Work instructions: Copy each line below that contains "type".

Exercise material:
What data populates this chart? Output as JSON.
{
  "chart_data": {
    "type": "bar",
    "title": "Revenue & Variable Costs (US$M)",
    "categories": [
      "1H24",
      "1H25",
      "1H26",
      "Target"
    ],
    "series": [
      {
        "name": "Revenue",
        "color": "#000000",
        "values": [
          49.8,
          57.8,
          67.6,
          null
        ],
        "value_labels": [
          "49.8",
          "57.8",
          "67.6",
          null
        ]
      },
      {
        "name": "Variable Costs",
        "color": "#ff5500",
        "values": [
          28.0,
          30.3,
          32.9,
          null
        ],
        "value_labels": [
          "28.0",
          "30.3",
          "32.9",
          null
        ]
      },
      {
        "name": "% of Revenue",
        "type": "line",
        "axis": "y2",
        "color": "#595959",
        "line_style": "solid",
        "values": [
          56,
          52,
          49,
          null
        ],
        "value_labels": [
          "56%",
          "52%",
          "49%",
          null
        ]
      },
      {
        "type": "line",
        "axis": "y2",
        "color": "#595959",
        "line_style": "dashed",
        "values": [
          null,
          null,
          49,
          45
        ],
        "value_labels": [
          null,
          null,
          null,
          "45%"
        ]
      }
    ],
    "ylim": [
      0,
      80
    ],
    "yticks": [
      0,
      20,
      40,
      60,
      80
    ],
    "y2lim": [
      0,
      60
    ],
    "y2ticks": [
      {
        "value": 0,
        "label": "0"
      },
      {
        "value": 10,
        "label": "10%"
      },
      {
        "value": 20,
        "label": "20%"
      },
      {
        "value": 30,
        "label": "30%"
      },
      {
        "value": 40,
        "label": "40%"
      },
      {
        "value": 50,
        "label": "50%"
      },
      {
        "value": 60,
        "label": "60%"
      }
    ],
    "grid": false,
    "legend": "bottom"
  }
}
---
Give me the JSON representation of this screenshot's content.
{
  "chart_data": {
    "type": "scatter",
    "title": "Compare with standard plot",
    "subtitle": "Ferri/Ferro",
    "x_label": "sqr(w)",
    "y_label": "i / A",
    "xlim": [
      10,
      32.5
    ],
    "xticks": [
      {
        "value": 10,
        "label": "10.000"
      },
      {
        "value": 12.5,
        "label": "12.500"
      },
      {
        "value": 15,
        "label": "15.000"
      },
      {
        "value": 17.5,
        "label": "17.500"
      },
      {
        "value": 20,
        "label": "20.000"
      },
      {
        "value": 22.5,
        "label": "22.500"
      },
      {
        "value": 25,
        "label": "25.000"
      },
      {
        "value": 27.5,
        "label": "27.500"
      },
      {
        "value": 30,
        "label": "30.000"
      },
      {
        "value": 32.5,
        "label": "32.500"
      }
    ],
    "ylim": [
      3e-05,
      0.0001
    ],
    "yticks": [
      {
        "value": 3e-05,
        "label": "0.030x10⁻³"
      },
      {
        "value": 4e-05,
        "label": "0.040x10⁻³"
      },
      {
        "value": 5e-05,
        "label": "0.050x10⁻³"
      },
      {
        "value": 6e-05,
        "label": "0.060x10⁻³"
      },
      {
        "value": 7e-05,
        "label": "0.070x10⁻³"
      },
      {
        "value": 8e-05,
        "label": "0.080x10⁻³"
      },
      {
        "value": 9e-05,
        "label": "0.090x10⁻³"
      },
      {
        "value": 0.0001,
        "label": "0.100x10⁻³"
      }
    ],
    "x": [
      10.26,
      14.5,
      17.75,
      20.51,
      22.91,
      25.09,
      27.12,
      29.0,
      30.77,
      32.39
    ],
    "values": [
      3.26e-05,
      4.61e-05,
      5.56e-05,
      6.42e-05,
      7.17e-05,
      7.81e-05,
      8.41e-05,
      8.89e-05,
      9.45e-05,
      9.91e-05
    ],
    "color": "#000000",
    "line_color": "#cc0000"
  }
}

Exercise answer:
    "type": "bar",
        "type": "line",
        "type": "line",
    "type": "scatter",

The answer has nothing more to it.